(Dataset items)
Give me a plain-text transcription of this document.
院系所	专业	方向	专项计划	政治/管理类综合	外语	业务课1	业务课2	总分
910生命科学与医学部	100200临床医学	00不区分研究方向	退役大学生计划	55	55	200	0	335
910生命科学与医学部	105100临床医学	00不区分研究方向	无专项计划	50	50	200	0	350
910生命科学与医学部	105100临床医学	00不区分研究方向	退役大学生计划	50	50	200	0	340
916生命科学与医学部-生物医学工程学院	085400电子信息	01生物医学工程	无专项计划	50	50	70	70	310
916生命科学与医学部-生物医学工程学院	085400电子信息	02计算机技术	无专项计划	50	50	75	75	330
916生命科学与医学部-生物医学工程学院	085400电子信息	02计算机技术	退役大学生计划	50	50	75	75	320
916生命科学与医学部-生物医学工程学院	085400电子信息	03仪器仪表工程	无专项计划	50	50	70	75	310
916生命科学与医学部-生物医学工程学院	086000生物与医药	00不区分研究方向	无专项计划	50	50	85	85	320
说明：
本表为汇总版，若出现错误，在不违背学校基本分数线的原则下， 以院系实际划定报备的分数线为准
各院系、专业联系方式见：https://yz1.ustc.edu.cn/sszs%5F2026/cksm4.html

## CHALLENGE
Copy down every line of the entries containing the word "退役大学生计划".

## EXPECTED ANSWER
910生命科学与医学部	100200临床医学	00不区分研究方向	退役大学生计划	55	55	200	0	335
910生命科学与医学部	105100临床医学	00不区分研究方向	退役大学生计划	50	50	200	0	340
916生命科学与医学部-生物医学工程学院	085400电子信息	02计算机技术	退役大学生计划	50	50	75	75	320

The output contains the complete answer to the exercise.